**EXERCISE PROMPT**
Your task is to extract every entry that follows word for word while excluding the pictures.

= = = = = = =

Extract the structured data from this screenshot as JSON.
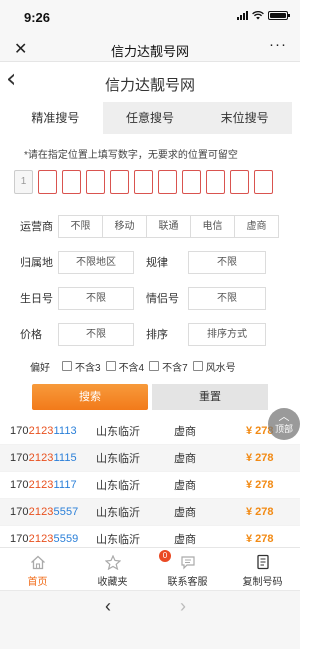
{
  "status": {
    "time": "9:26"
  },
  "navbar": {
    "title": "信力达靓号网",
    "close_icon": "close-icon",
    "more_icon": "more-icon"
  },
  "page": {
    "title": "信力达靓号网"
  },
  "tabs": [
    "精准搜号",
    "任意搜号",
    "末位搜号"
  ],
  "hint": "*请在指定位置上填写数字，无要求的位置可留空",
  "digits": {
    "first": "1",
    "empty_count_shown": 10
  },
  "filters": {
    "carrier_label": "运营商",
    "carrier_options": [
      "不限",
      "移动",
      "联通",
      "电信",
      "虚商"
    ],
    "location_label": "归属地",
    "location_value": "不限地区",
    "rule_label": "规律",
    "rule_value": "不限",
    "birthday_label": "生日号",
    "birthday_value": "不限",
    "couple_label": "情侣号",
    "couple_value": "不限",
    "price_label": "价格",
    "price_value": "不限",
    "sort_label": "排序",
    "sort_value": "排序方式"
  },
  "prefs": {
    "label": "偏好",
    "options": [
      "不含3",
      "不含4",
      "不含7",
      "风水号"
    ]
  },
  "buttons": {
    "search": "搜索",
    "reset": "重置"
  },
  "results": [
    {
      "p1": "170",
      "p2": "2123",
      "p3": "1113",
      "city": "山东临沂",
      "carrier": "虚商",
      "price": "¥ 278"
    },
    {
      "p1": "170",
      "p2": "2123",
      "p3": "1115",
      "city": "山东临沂",
      "carrier": "虚商",
      "price": "¥ 278"
    },
    {
      "p1": "170",
      "p2": "2123",
      "p3": "1117",
      "city": "山东临沂",
      "carrier": "虚商",
      "price": "¥ 278"
    },
    {
      "p1": "170",
      "p2": "2123",
      "p3": "5557",
      "city": "山东临沂",
      "carrier": "虚商",
      "price": "¥ 278"
    },
    {
      "p1": "170",
      "p2": "2123",
      "p3": "5559",
      "city": "山东临沂",
      "carrier": "虚商",
      "price": "¥ 278"
    }
  ],
  "to_top": "顶部",
  "bottom_nav": {
    "home": "首页",
    "favorites": "收藏夹",
    "favorites_badge": "0",
    "service": "联系客服",
    "copy": "复制号码"
  },
  "colors": {
    "accent": "#f06a16",
    "digit_border": "#d9534f",
    "num_highlight": "#e8501e",
    "num_tail": "#2a7fd8",
    "price": "#f28a14"
  }
}
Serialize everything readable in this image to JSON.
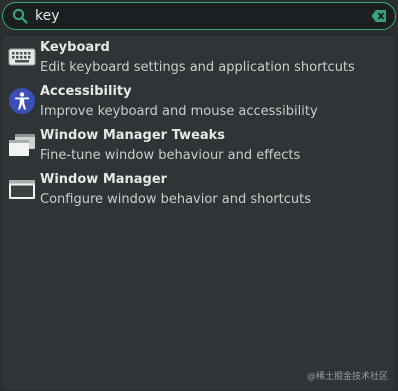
{
  "search": {
    "value": "key",
    "icon": "search-icon",
    "clear_icon": "clear-icon"
  },
  "colors": {
    "accent": "#3aa57a",
    "background": "#2a2e30",
    "panel": "#2f3436",
    "text": "#e6e8e8",
    "accessibility_blue": "#3b4fb8"
  },
  "results": [
    {
      "title": "Keyboard",
      "description": "Edit keyboard settings and application shortcuts",
      "icon": "keyboard-icon"
    },
    {
      "title": "Accessibility",
      "description": "Improve keyboard and mouse accessibility",
      "icon": "accessibility-icon"
    },
    {
      "title": "Window Manager Tweaks",
      "description": "Fine-tune window behaviour and effects",
      "icon": "window-manager-tweaks-icon"
    },
    {
      "title": "Window Manager",
      "description": "Configure window behavior and shortcuts",
      "icon": "window-manager-icon"
    }
  ],
  "watermark": "@稀土掘金技术社区"
}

= = = = = = =

**TASK RESULT**
Extract the structured data from this screenshot as JSON.
{
  "status": {
    "time": "9:26"
  },
  "navbar": {
    "title": "信力达靓号网",
    "close_icon": "close-icon",
    "more_icon": "more-icon"
  },
  "page": {
    "title": "信力达靓号网"
  },
  "tabs": [
    "精准搜号",
    "任意搜号",
    "末位搜号"
  ],
  "hint": "*请在指定位置上填写数字，无要求的位置可留空",
  "digits": {
    "first": "1",
    "empty_count_shown": 10
  },
  "filters": {
    "carrier_label": "运营商",
    "carrier_options": [
      "不限",
      "移动",
      "联通",
      "电信",
      "虚商"
    ],
    "location_label": "归属地",
    "location_value": "不限地区",
    "rule_label": "规律",
    "rule_value": "不限",
    "birthday_label": "生日号",
    "birthday_value": "不限",
    "couple_label": "情侣号",
    "couple_value": "不限",
    "price_label": "价格",
    "price_value": "不限",
    "sort_label": "排序",
    "sort_value": "排序方式"
  },
  "prefs": {
    "label": "偏好",
    "options": [
      "不含3",
      "不含4",
      "不含7",
      "风水号"
    ]
  },
  "buttons": {
    "search": "搜索",
    "reset": "重置"
  },
  "results": [
    {
      "p1": "170",
      "p2": "2123",
      "p3": "1113",
      "city": "山东临沂",
      "carrier": "虚商",
      "price": "¥ 278"
    },
    {
      "p1": "170",
      "p2": "2123",
      "p3": "1115",
      "city": "山东临沂",
      "carrier": "虚商",
      "price": "¥ 278"
    },
    {
      "p1": "170",
      "p2": "2123",
      "p3": "1117",
      "city": "山东临沂",
      "carrier": "虚商",
      "price": "¥ 278"
    },
    {
      "p1": "170",
      "p2": "2123",
      "p3": "5557",
      "city": "山东临沂",
      "carrier": "虚商",
      "price": "¥ 278"
    },
    {
      "p1": "170",
      "p2": "2123",
      "p3": "5559",
      "city": "山东临沂",
      "carrier": "虚商",
      "price": "¥ 278"
    }
  ],
  "to_top": "顶部",
  "bottom_nav": {
    "home": "首页",
    "favorites": "收藏夹",
    "favorites_badge": "0",
    "service": "联系客服",
    "copy": "复制号码"
  },
  "colors": {
    "accent": "#f06a16",
    "digit_border": "#d9534f",
    "num_highlight": "#e8501e",
    "num_tail": "#2a7fd8",
    "price": "#f28a14"
  }
}
Serialize everything readable in this image to JSON.
{
  "search": {
    "value": "key",
    "icon": "search-icon",
    "clear_icon": "clear-icon"
  },
  "colors": {
    "accent": "#3aa57a",
    "background": "#2a2e30",
    "panel": "#2f3436",
    "text": "#e6e8e8",
    "accessibility_blue": "#3b4fb8"
  },
  "results": [
    {
      "title": "Keyboard",
      "description": "Edit keyboard settings and application shortcuts",
      "icon": "keyboard-icon"
    },
    {
      "title": "Accessibility",
      "description": "Improve keyboard and mouse accessibility",
      "icon": "accessibility-icon"
    },
    {
      "title": "Window Manager Tweaks",
      "description": "Fine-tune window behaviour and effects",
      "icon": "window-manager-tweaks-icon"
    },
    {
      "title": "Window Manager",
      "description": "Configure window behavior and shortcuts",
      "icon": "window-manager-icon"
    }
  ],
  "watermark": "@稀土掘金技术社区"
}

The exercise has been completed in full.